**YOUR TASK**:
In the mouse study methods below, retype the passage from "Studies and procedures" up to and including "Recognition Test (NORT)".

**SOURCE TEXT**:
SAMP8 female mice (n=26) (12 months old) were used to carry out cognitive and molecular analyses. We divided these animals randomly into three groups: SAMP8 Control (n=10) and SAMP8 treated with I2-IR ligands (MCR5, n=8 and MCR9, n=8). Animals had free access to food and water and were kept under standard temperature conditions (22±2°C) and a 12-h light/dark cycle (300 lux/0 lux). MCR5 and MCR9 (5 mg/Kg/day) were dissolved in 1.8% 2-hydroxypropyl-β-cyclodextrin and administered through drinking water for 4 weeks. Water consumption was controlled each week, and I2-IR ligand concentrations were adjusted accordingly to reach the optimal dose.

Studies and procedures involving mice brain dissection and subcellular fractionation were performed by the ARRIVE [38] and international guidelines for the care and use of laboratory animals (see above) and approved by the Ethics Committee for Animal Experimentation at the University of Barcelona.

Open Field (OFT), Elevated Plus Maze (EPM), and Novel Object Recognition Test (NORT)

The OFT apparatus was a white polywood box (50x50x25 cm). The floor was divided into two areas defined as center zone and peripheral zone (15 cm between the center zone and the wall). Behavior was scored with SMART® vers. 3.0 software, and each trial was recorded for later analysis using a camera situated above the apparatus. Twenty-six mice (n=8-10 per group) were placed at the center and allowed to explore the box for 5 min. Afterward, the mice were returned to their home cages and the OFT apparatus was cleaned with 70% EtOH. The parameters scored included center staying duration, rears, defecations, and the distance traveled, calculated as the sum of total distance traveled in 5 min.

The EMP apparatus consists of opened arms and closed arms, crossed in the middle perpendicularly to each other, and a central platform (5×5cm) constructed of dark and white plywood (30×5×15 cm). To initiate the test session, 26 mice (n=8-10 per group) were placed on the central platform, facing an open arm, and allowed to explore the apparatus for 5 min. After the 5-min test, mice were returned to their home cages, and the EPM apparatus was cleaned with 70% EtOH and allowed to dry between tests. Behavior was scored with SMART® vers. 3.0 software, and each trial was recorded for later analysis using a camera fixed to the ceiling at a height of 2.1 m and situated above the apparatus. The parameters recorded included time spent on opened arms, time spent on closed arms, time spent in the center zone, rears, defecation and urination.

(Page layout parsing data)
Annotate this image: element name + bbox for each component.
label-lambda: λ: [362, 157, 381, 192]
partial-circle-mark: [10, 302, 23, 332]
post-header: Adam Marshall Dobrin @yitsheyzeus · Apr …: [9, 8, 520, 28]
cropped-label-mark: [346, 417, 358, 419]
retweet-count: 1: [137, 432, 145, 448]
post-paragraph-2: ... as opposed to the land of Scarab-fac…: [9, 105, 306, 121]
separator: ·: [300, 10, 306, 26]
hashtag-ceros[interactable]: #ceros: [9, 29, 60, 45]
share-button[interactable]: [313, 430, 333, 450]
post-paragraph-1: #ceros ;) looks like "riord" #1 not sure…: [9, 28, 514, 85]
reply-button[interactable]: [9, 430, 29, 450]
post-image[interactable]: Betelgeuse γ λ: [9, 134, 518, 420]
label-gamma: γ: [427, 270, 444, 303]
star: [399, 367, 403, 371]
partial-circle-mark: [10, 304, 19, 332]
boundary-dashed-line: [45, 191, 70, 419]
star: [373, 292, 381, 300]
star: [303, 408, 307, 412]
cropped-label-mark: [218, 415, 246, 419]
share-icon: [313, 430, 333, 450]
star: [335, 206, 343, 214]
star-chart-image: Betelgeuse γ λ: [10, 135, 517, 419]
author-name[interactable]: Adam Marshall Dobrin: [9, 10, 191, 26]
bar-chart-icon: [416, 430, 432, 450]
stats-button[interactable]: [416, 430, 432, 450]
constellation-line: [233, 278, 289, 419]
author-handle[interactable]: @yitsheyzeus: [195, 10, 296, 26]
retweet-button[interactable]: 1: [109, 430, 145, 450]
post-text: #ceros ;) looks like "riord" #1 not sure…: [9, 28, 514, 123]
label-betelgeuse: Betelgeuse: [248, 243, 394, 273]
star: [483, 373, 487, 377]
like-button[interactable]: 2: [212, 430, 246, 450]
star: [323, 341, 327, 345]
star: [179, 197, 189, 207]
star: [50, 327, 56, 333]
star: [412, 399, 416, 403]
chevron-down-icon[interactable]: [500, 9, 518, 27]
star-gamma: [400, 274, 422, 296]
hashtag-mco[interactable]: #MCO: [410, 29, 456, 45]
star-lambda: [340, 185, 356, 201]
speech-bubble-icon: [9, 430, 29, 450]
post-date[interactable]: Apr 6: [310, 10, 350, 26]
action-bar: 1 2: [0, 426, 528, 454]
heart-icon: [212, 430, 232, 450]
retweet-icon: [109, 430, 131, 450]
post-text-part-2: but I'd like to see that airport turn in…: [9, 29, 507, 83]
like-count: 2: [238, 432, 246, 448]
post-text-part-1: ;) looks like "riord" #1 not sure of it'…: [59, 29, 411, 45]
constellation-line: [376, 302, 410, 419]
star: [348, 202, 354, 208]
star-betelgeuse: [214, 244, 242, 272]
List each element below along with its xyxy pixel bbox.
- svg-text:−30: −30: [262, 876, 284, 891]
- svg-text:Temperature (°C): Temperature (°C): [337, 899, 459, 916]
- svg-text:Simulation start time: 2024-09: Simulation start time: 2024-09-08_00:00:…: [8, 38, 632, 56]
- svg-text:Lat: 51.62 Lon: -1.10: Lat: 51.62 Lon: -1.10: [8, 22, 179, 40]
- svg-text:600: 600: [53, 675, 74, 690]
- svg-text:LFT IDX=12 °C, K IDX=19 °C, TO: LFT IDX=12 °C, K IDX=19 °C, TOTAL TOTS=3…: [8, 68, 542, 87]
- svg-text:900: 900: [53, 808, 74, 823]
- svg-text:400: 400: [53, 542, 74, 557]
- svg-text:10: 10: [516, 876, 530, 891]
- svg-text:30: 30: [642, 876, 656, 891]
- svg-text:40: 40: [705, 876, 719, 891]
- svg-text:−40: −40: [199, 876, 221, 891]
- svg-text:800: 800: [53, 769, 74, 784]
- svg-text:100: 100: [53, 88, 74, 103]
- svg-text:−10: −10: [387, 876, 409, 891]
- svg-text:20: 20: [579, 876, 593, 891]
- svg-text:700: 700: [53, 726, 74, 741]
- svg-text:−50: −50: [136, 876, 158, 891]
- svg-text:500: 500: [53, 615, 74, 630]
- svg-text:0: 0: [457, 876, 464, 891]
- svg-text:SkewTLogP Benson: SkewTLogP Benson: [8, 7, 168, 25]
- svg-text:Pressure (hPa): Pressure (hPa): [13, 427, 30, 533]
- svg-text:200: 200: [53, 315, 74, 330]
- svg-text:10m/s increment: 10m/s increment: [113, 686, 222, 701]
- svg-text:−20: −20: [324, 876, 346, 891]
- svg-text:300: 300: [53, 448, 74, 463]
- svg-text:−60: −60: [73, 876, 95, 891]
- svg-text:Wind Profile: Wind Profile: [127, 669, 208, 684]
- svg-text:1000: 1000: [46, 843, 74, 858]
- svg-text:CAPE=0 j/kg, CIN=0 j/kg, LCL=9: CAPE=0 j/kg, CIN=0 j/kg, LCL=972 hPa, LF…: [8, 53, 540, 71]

**ANSWER SECTION**:
Studies and procedures involving mice brain dissection and subcellular fractionation were performed by the ARRIVE [38] and international guidelines for the care and use of laboratory animals (see above) and approved by the Ethics Committee for Animal Experimentation at the University of Barcelona.

Open Field (OFT), Elevated Plus Maze (EPM), and Novel Object Recognition Test (NORT)